Assigned task 1
Answer these from the passage about the Baltimore Symphony Orchestra:
(a) In what year did the orchestra hire Marin Alsop as its Music Director?
(b) Which two venues does the passage name?
(c) In which section of the orchestra does Esther Mellon play?
Assigned task 2
Pick up the passage about the Baltimore Symphony Orchestra after its last sentence and keep writing.

··· Reading text ···

When the Baltimore Symphony Orchestra hired Marin Alsop as its Music Director in 2005, it made history by becoming the first major American orchestra to engage a woman as its artistic leader.
Women have continued to make progress in major symphonies. But even the most casual and infrequent visitor to the Meyerhoff in Baltimore or the Music Center at Strathmore will notice that while there are a lot of women playing in the BSO, there is only one African American member of the orchestra. She is Esther Mellon, and she’s been a gifted member of the BSO ‘cello section since the 1980s.

··· Supplied material ···

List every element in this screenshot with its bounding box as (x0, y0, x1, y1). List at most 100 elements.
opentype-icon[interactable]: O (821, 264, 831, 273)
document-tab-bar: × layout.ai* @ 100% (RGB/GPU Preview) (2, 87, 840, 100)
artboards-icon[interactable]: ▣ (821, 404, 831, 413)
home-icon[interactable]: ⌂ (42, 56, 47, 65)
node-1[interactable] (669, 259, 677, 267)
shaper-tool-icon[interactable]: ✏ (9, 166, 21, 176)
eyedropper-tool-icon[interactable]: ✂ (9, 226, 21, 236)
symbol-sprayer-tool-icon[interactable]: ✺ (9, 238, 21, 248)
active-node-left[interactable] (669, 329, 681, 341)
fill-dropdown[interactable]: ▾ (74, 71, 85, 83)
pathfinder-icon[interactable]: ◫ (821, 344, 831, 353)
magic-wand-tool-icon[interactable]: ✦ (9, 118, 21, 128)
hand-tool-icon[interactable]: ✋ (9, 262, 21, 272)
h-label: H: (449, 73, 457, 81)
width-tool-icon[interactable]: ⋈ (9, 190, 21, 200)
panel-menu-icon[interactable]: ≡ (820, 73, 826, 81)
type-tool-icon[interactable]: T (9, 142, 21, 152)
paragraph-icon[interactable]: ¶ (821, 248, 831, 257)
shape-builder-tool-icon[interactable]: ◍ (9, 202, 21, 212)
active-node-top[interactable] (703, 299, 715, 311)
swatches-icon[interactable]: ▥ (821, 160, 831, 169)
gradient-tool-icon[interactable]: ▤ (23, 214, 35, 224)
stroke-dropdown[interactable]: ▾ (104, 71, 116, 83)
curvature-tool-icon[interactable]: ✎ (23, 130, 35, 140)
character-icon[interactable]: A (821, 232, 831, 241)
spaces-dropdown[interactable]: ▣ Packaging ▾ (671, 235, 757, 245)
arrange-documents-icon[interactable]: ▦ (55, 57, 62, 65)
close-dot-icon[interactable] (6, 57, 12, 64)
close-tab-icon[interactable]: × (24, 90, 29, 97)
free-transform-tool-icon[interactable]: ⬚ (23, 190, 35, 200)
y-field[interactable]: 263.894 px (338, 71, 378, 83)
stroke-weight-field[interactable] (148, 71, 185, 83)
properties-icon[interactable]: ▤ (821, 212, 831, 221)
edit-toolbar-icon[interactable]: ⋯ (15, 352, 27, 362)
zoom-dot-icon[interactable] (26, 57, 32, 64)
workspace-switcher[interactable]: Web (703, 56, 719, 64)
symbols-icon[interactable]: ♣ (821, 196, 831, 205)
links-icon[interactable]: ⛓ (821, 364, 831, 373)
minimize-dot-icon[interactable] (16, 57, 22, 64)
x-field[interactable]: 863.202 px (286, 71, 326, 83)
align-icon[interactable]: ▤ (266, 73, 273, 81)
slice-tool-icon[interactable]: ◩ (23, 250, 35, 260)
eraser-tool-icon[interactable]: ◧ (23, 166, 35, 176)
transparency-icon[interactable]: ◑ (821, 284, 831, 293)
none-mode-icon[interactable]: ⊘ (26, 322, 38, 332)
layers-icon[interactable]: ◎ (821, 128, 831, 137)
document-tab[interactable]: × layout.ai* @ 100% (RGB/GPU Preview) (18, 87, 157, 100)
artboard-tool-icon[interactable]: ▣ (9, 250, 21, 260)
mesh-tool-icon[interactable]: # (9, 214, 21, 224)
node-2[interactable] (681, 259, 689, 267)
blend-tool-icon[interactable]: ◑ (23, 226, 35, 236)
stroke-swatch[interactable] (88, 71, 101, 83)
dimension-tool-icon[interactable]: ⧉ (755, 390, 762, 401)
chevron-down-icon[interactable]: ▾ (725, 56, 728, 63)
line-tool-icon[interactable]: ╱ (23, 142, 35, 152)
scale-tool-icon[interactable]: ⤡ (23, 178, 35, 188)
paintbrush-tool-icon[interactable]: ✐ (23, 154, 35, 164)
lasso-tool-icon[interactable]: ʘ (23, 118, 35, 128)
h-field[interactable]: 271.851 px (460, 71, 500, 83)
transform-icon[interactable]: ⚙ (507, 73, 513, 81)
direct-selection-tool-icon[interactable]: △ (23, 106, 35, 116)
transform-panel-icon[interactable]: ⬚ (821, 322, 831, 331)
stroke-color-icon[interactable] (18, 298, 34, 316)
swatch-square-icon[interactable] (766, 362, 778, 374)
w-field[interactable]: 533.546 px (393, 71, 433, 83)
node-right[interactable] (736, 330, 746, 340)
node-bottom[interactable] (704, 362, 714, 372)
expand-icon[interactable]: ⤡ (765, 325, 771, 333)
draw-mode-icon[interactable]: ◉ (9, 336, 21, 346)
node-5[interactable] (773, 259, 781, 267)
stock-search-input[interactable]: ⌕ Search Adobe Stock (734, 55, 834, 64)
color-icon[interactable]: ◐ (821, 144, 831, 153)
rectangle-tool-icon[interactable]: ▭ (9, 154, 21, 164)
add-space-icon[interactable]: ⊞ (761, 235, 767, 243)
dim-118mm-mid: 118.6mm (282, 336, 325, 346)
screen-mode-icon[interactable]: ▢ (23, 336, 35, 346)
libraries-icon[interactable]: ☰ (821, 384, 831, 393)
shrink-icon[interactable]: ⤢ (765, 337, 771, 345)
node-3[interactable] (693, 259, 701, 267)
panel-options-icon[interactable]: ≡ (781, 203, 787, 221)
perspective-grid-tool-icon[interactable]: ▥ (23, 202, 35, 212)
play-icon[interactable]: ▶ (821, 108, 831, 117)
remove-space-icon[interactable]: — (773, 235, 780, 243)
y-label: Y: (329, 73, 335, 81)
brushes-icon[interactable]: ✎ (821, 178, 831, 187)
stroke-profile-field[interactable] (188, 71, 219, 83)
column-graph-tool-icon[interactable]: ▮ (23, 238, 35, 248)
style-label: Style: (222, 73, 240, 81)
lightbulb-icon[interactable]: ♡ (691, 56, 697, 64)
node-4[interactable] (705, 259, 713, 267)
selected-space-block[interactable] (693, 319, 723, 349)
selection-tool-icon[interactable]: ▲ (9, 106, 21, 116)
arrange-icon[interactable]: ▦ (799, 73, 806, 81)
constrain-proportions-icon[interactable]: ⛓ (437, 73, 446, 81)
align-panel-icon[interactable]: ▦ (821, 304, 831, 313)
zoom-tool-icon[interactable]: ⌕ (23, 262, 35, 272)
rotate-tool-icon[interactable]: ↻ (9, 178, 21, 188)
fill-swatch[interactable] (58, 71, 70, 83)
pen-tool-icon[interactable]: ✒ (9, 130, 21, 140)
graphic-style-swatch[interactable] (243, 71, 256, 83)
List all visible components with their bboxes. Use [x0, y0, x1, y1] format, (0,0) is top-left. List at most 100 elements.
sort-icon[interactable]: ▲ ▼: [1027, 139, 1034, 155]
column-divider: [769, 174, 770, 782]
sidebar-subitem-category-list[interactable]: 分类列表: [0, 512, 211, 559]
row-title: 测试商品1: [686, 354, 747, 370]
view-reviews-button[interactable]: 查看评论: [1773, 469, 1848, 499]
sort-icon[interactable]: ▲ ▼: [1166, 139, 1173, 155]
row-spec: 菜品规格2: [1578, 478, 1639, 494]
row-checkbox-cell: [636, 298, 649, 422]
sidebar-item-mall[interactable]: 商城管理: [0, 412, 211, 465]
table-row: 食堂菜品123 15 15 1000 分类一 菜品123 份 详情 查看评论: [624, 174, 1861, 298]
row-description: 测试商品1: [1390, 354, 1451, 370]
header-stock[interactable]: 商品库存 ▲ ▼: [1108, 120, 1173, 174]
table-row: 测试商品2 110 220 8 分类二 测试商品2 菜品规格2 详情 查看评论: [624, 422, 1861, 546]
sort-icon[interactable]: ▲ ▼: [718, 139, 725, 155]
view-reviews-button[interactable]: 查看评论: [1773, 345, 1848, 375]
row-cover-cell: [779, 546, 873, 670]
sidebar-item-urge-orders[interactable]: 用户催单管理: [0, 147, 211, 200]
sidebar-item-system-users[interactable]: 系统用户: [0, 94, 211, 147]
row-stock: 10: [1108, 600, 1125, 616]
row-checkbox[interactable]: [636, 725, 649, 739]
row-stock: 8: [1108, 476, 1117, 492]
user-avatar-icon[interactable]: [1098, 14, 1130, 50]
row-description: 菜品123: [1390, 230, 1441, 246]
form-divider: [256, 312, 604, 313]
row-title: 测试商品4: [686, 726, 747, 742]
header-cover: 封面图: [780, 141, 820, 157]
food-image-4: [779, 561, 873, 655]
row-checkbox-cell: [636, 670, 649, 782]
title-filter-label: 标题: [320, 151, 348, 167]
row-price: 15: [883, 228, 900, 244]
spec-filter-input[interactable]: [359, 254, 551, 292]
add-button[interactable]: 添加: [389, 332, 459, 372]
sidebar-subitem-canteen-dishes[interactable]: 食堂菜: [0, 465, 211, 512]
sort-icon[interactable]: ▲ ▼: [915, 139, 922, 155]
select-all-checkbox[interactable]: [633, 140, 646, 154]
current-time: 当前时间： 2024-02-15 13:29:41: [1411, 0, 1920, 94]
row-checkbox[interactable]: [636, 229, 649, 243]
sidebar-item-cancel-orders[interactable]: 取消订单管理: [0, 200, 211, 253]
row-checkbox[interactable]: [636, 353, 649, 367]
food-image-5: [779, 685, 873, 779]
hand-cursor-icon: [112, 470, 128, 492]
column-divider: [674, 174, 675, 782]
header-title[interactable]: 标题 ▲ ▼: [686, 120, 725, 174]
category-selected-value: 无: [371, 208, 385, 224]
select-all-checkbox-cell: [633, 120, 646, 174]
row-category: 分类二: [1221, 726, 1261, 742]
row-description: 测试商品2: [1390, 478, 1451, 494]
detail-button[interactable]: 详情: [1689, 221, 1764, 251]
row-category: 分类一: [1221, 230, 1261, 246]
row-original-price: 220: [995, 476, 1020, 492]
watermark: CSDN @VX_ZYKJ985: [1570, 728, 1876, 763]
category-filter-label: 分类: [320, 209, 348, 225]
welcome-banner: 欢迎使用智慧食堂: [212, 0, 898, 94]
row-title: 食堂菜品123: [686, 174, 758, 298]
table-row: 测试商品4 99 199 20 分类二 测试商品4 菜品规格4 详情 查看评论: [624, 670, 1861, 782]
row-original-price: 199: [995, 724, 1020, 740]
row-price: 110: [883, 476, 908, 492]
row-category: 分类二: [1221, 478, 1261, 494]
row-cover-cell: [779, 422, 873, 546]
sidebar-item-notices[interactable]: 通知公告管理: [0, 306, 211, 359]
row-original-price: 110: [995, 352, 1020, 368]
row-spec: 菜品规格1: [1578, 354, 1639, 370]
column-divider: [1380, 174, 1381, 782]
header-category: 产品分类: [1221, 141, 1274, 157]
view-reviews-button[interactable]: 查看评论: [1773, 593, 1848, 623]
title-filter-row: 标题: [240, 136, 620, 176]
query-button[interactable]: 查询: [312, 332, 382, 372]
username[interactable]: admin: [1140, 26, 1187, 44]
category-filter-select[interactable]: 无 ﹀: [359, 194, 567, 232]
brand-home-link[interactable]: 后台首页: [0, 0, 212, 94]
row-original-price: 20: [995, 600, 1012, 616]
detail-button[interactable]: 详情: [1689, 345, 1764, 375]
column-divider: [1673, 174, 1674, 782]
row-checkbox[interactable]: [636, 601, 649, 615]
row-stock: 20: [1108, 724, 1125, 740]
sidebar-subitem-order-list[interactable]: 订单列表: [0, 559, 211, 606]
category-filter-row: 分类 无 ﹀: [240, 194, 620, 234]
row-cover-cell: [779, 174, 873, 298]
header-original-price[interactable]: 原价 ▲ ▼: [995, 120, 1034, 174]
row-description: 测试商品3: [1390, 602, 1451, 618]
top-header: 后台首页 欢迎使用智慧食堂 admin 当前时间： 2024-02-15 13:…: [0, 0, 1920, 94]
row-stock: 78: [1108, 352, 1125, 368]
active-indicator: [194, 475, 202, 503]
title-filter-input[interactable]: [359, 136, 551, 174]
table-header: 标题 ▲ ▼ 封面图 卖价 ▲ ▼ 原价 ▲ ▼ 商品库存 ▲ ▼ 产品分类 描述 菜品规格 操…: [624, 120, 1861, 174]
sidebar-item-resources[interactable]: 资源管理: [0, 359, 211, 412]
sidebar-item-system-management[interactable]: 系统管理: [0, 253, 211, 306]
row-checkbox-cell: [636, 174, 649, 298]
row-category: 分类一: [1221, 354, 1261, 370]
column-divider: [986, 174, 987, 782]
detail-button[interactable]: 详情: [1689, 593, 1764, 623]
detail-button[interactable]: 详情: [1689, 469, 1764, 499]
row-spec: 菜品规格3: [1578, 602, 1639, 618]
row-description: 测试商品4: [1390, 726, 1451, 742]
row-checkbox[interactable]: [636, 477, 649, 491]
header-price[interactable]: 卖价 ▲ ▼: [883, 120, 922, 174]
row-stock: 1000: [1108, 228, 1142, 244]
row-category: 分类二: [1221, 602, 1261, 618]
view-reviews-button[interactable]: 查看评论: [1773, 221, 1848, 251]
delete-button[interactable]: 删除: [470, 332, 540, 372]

···

Output 1
(a) 2005
(b) The Meyerhoff in Baltimore and the Music Center at Strathmore
(c) The 'cello section

Output 2
The BSO is not alone. Orchestras across the country, even in majority African American cities like Baltimore, rarely have more than just a few people of color in their ensembles. Aaron Dworkin is working to change that. Dworkin is the Dean of the School of Music, Theatre & Dance at the University of Michigan. For years, he has been a leader and animating force behind efforts to connect people of color with jobs in the classical music business. He is the founder of the Sphinx Organization in Detroit, which is a national organization dedicated to transforming lives through the power of diversity in the arts.
Dworkin is in Baltimore today to give a talk at the Peabody Institute this afternoon at 2:30. That event is free and open to the public. It can also be seen via livestream. Tom welcomed Mr. Dworkin to Studio A just before his event at Peabody.